Stated problem —
Give an exact copy of every line, leaving images out.

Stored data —

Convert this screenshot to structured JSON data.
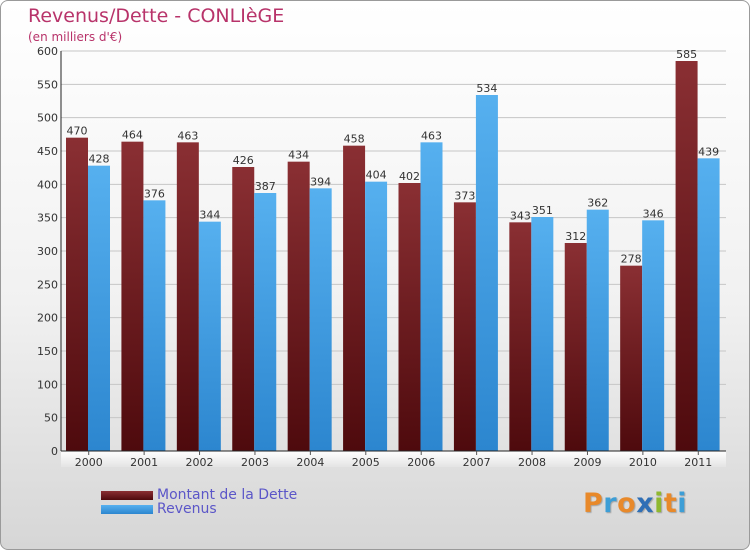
{
  "chart_data": {
    "type": "bar",
    "title": "Revenus/Dette - CONLIèGE",
    "subtitle": "(en milliers d'€)",
    "categories": [
      "2000",
      "2001",
      "2002",
      "2003",
      "2004",
      "2005",
      "2006",
      "2007",
      "2008",
      "2009",
      "2010",
      "2011"
    ],
    "series": [
      {
        "name": "Montant de la Dette",
        "color": "#7a1e22",
        "values": [
          470,
          464,
          463,
          426,
          434,
          458,
          402,
          373,
          343,
          312,
          278,
          585
        ]
      },
      {
        "name": "Revenus",
        "color": "#4aa3e6",
        "values": [
          428,
          376,
          344,
          387,
          394,
          404,
          463,
          534,
          351,
          362,
          346,
          439
        ]
      }
    ],
    "ylim": [
      0,
      600
    ],
    "yticks": [
      0,
      50,
      100,
      150,
      200,
      250,
      300,
      350,
      400,
      450,
      500,
      550,
      600
    ],
    "grid": true,
    "legend_position": "bottom-left"
  },
  "logo": {
    "letters": [
      {
        "ch": "P",
        "color": "#e8892a"
      },
      {
        "ch": "r",
        "color": "#3d9ed6"
      },
      {
        "ch": "o",
        "color": "#e8892a"
      },
      {
        "ch": "x",
        "color": "#2f6fb6"
      },
      {
        "ch": "i",
        "color": "#8fb82f"
      },
      {
        "ch": "t",
        "color": "#e8892a"
      },
      {
        "ch": "i",
        "color": "#3d9ed6"
      }
    ]
  }
}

Result of this task —
Convert this screenshot to structured JSON data.
{
  "chart_data": {
    "type": "bar",
    "title": "Revenus/Dette - CONLIèGE",
    "subtitle": "(en milliers d'€)",
    "categories": [
      "2000",
      "2001",
      "2002",
      "2003",
      "2004",
      "2005",
      "2006",
      "2007",
      "2008",
      "2009",
      "2010",
      "2011"
    ],
    "series": [
      {
        "name": "Montant de la Dette",
        "color": "#7a1e22",
        "values": [
          470,
          464,
          463,
          426,
          434,
          458,
          402,
          373,
          343,
          312,
          278,
          585
        ]
      },
      {
        "name": "Revenus",
        "color": "#4aa3e6",
        "values": [
          428,
          376,
          344,
          387,
          394,
          404,
          463,
          534,
          351,
          362,
          346,
          439
        ]
      }
    ],
    "ylim": [
      0,
      600
    ],
    "yticks": [
      0,
      50,
      100,
      150,
      200,
      250,
      300,
      350,
      400,
      450,
      500,
      550,
      600
    ],
    "grid": true,
    "legend_position": "bottom-left"
  },
  "logo": {
    "letters": [
      {
        "ch": "P",
        "color": "#e8892a"
      },
      {
        "ch": "r",
        "color": "#3d9ed6"
      },
      {
        "ch": "o",
        "color": "#e8892a"
      },
      {
        "ch": "x",
        "color": "#2f6fb6"
      },
      {
        "ch": "i",
        "color": "#8fb82f"
      },
      {
        "ch": "t",
        "color": "#e8892a"
      },
      {
        "ch": "i",
        "color": "#3d9ed6"
      }
    ]
  }
}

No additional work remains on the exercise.